* Recorded data *
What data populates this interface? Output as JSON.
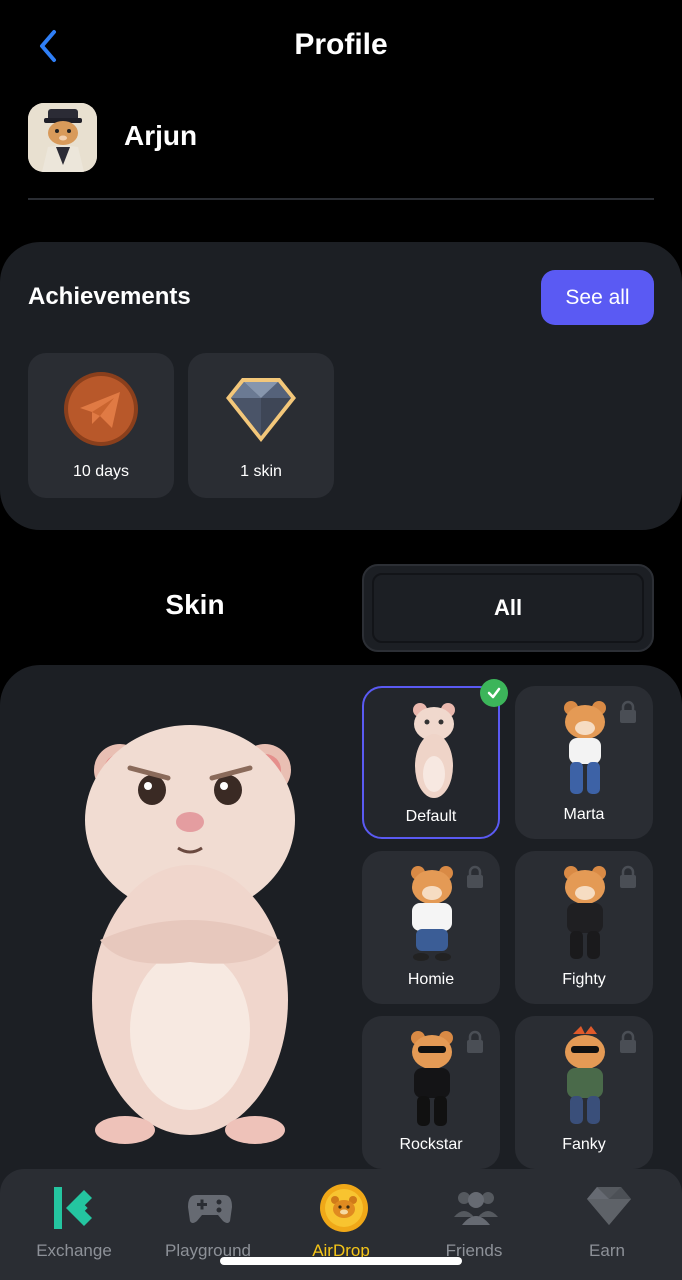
{
  "header": {
    "title": "Profile",
    "back_icon": "chevron-left-icon"
  },
  "user": {
    "name": "Arjun"
  },
  "achievements": {
    "title": "Achievements",
    "see_all_label": "See all",
    "items": [
      {
        "label": "10 days",
        "icon": "telegram-badge-icon"
      },
      {
        "label": "1 skin",
        "icon": "diamond-badge-icon"
      }
    ]
  },
  "skins": {
    "section_label": "Skin",
    "filter_label": "All",
    "items": [
      {
        "name": "Default",
        "selected": true,
        "locked": false
      },
      {
        "name": "Marta",
        "selected": false,
        "locked": true
      },
      {
        "name": "Homie",
        "selected": false,
        "locked": true
      },
      {
        "name": "Fighty",
        "selected": false,
        "locked": true
      },
      {
        "name": "Rockstar",
        "selected": false,
        "locked": true
      },
      {
        "name": "Fanky",
        "selected": false,
        "locked": true
      }
    ]
  },
  "nav": {
    "items": [
      {
        "label": "Exchange",
        "icon": "exchange-logo-icon"
      },
      {
        "label": "Playground",
        "icon": "gamepad-icon"
      },
      {
        "label": "AirDrop",
        "icon": "hamster-coin-icon",
        "active": true
      },
      {
        "label": "Friends",
        "icon": "friends-icon"
      },
      {
        "label": "Earn",
        "icon": "diamond-icon"
      }
    ]
  },
  "colors": {
    "accent": "#5a5af3",
    "active_nav": "#f5c518",
    "check": "#3cb55a",
    "panel": "#1c1f24",
    "card": "#2a2d33"
  }
}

* What you need to do *
Leaving aside the images, write out the entries above word for word.

* Solution for this exercise *
What data populates this interface? Output as JSON.
{
  "header": {
    "title": "Profile",
    "back_icon": "chevron-left-icon"
  },
  "user": {
    "name": "Arjun"
  },
  "achievements": {
    "title": "Achievements",
    "see_all_label": "See all",
    "items": [
      {
        "label": "10 days",
        "icon": "telegram-badge-icon"
      },
      {
        "label": "1 skin",
        "icon": "diamond-badge-icon"
      }
    ]
  },
  "skins": {
    "section_label": "Skin",
    "filter_label": "All",
    "items": [
      {
        "name": "Default",
        "selected": true,
        "locked": false
      },
      {
        "name": "Marta",
        "selected": false,
        "locked": true
      },
      {
        "name": "Homie",
        "selected": false,
        "locked": true
      },
      {
        "name": "Fighty",
        "selected": false,
        "locked": true
      },
      {
        "name": "Rockstar",
        "selected": false,
        "locked": true
      },
      {
        "name": "Fanky",
        "selected": false,
        "locked": true
      }
    ]
  },
  "nav": {
    "items": [
      {
        "label": "Exchange",
        "icon": "exchange-logo-icon"
      },
      {
        "label": "Playground",
        "icon": "gamepad-icon"
      },
      {
        "label": "AirDrop",
        "icon": "hamster-coin-icon",
        "active": true
      },
      {
        "label": "Friends",
        "icon": "friends-icon"
      },
      {
        "label": "Earn",
        "icon": "diamond-icon"
      }
    ]
  },
  "colors": {
    "accent": "#5a5af3",
    "active_nav": "#f5c518",
    "check": "#3cb55a",
    "panel": "#1c1f24",
    "card": "#2a2d33"
  }
}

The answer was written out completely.